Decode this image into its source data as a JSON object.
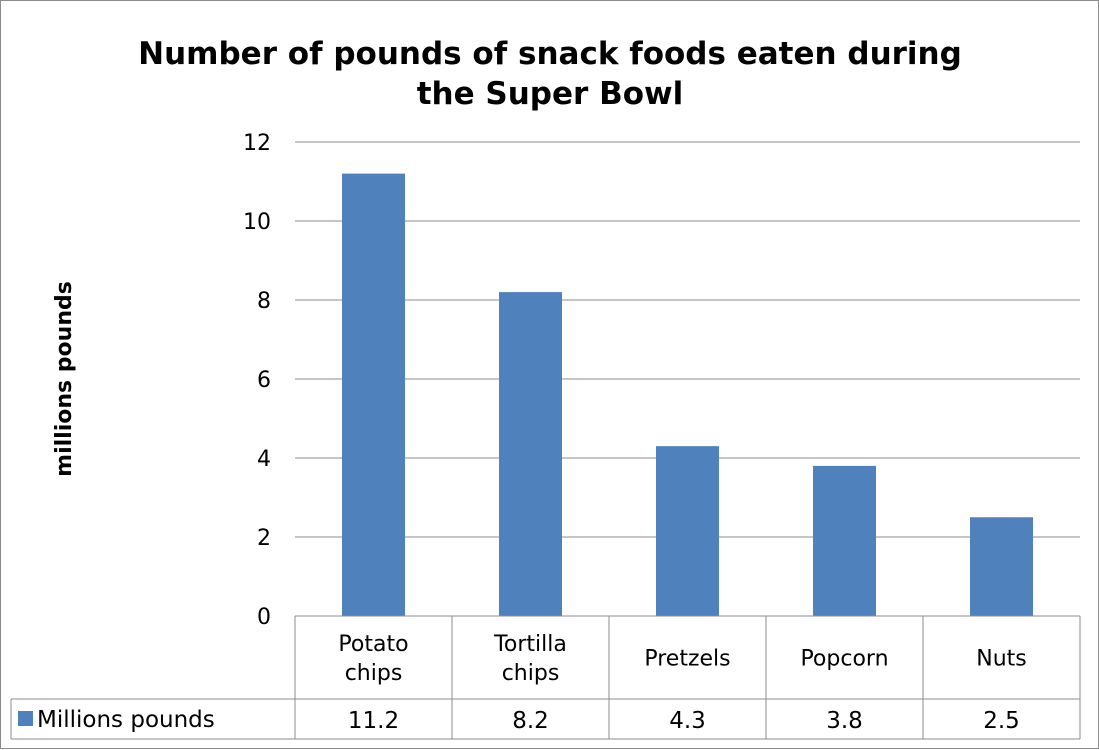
{
  "chart_data": {
    "type": "bar",
    "title": "Number of pounds of snack foods eaten during the Super Bowl",
    "title_lines": [
      "Number of pounds of snack foods eaten during",
      "the Super Bowl"
    ],
    "ylabel": "millions pounds",
    "xlabel": "",
    "ylim": [
      0,
      12
    ],
    "yticks": [
      0,
      2,
      4,
      6,
      8,
      10,
      12
    ],
    "grid": true,
    "categories": [
      "Potato chips",
      "Tortilla chips",
      "Pretzels",
      "Popcorn",
      "Nuts"
    ],
    "category_lines": [
      [
        "Potato",
        "chips"
      ],
      [
        "Tortilla",
        "chips"
      ],
      [
        "Pretzels"
      ],
      [
        "Popcorn"
      ],
      [
        "Nuts"
      ]
    ],
    "series": [
      {
        "name": "Millions pounds",
        "values": [
          11.2,
          8.2,
          4.3,
          3.8,
          2.5
        ],
        "value_labels": [
          "11.2",
          "8.2",
          "4.3",
          "3.8",
          "2.5"
        ],
        "color": "#4f81bd"
      }
    ],
    "data_table": true
  }
}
----
### [TO DO]
Print the whole listing above once more, word for word, without its pictures.

### [EXERCISE RESULT]
Decode this image into its source data as a JSON object.
{
  "chart_data": {
    "type": "bar",
    "title": "Number of pounds of snack foods eaten during the Super Bowl",
    "title_lines": [
      "Number of pounds of snack foods eaten during",
      "the Super Bowl"
    ],
    "ylabel": "millions pounds",
    "xlabel": "",
    "ylim": [
      0,
      12
    ],
    "yticks": [
      0,
      2,
      4,
      6,
      8,
      10,
      12
    ],
    "grid": true,
    "categories": [
      "Potato chips",
      "Tortilla chips",
      "Pretzels",
      "Popcorn",
      "Nuts"
    ],
    "category_lines": [
      [
        "Potato",
        "chips"
      ],
      [
        "Tortilla",
        "chips"
      ],
      [
        "Pretzels"
      ],
      [
        "Popcorn"
      ],
      [
        "Nuts"
      ]
    ],
    "series": [
      {
        "name": "Millions pounds",
        "values": [
          11.2,
          8.2,
          4.3,
          3.8,
          2.5
        ],
        "value_labels": [
          "11.2",
          "8.2",
          "4.3",
          "3.8",
          "2.5"
        ],
        "color": "#4f81bd"
      }
    ],
    "data_table": true
  }
}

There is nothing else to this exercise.